-- start of PROVIDED DATA --

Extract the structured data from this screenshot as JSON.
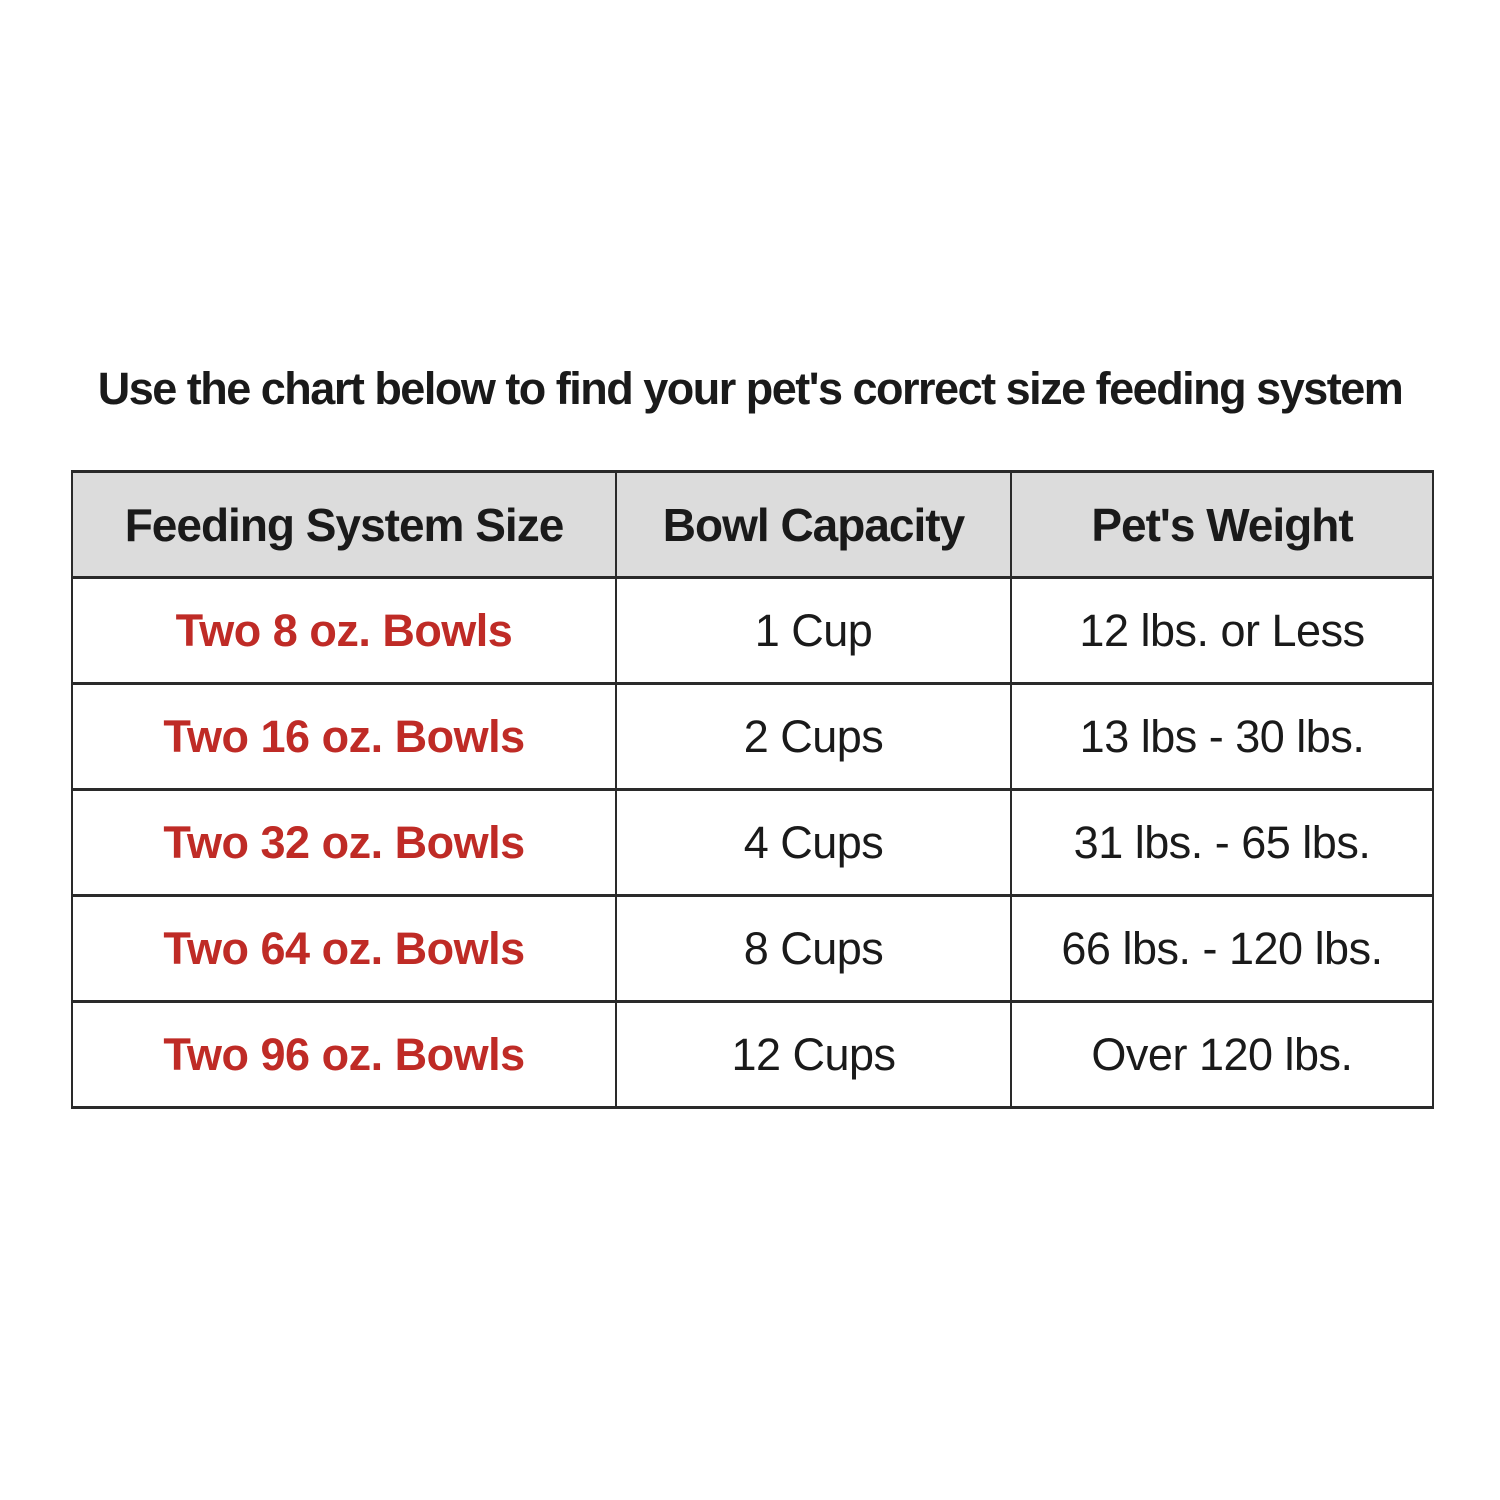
{
  "title": "Use the chart below to find your pet's correct size feeding system",
  "chart_data": {
    "type": "table",
    "title": "Use the chart below to find your pet's correct size feeding system",
    "columns": [
      "Feeding System Size",
      "Bowl Capacity",
      "Pet's Weight"
    ],
    "rows": [
      {
        "size": "Two 8 oz. Bowls",
        "capacity": "1 Cup",
        "weight": "12 lbs. or Less"
      },
      {
        "size": "Two 16 oz. Bowls",
        "capacity": "2 Cups",
        "weight": "13 lbs - 30 lbs."
      },
      {
        "size": "Two 32 oz. Bowls",
        "capacity": "4 Cups",
        "weight": "31 lbs. - 65 lbs."
      },
      {
        "size": "Two 64 oz. Bowls",
        "capacity": "8 Cups",
        "weight": "66 lbs. - 120 lbs."
      },
      {
        "size": "Two 96 oz. Bowls",
        "capacity": "12 Cups",
        "weight": "Over 120 lbs."
      }
    ]
  },
  "colors": {
    "accent_red": "#bf2b26",
    "header_bg": "#dcdcdc",
    "border": "#2a2a2a",
    "text": "#1a1a1a",
    "background": "#ffffff"
  }
}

-- end of PROVIDED DATA --

__YOUR INSTRUCTIONS__.
Reproduce every entry word for word, but skip any pictures.

__EXERCISE OUTPUT__.
Extract the structured data from this screenshot as JSON.
{
  "title": "Use the chart below to find your pet's correct size feeding system",
  "chart_data": {
    "type": "table",
    "title": "Use the chart below to find your pet's correct size feeding system",
    "columns": [
      "Feeding System Size",
      "Bowl Capacity",
      "Pet's Weight"
    ],
    "rows": [
      {
        "size": "Two 8 oz. Bowls",
        "capacity": "1 Cup",
        "weight": "12 lbs. or Less"
      },
      {
        "size": "Two 16 oz. Bowls",
        "capacity": "2 Cups",
        "weight": "13 lbs - 30 lbs."
      },
      {
        "size": "Two 32 oz. Bowls",
        "capacity": "4 Cups",
        "weight": "31 lbs. - 65 lbs."
      },
      {
        "size": "Two 64 oz. Bowls",
        "capacity": "8 Cups",
        "weight": "66 lbs. - 120 lbs."
      },
      {
        "size": "Two 96 oz. Bowls",
        "capacity": "12 Cups",
        "weight": "Over 120 lbs."
      }
    ]
  },
  "colors": {
    "accent_red": "#bf2b26",
    "header_bg": "#dcdcdc",
    "border": "#2a2a2a",
    "text": "#1a1a1a",
    "background": "#ffffff"
  }
}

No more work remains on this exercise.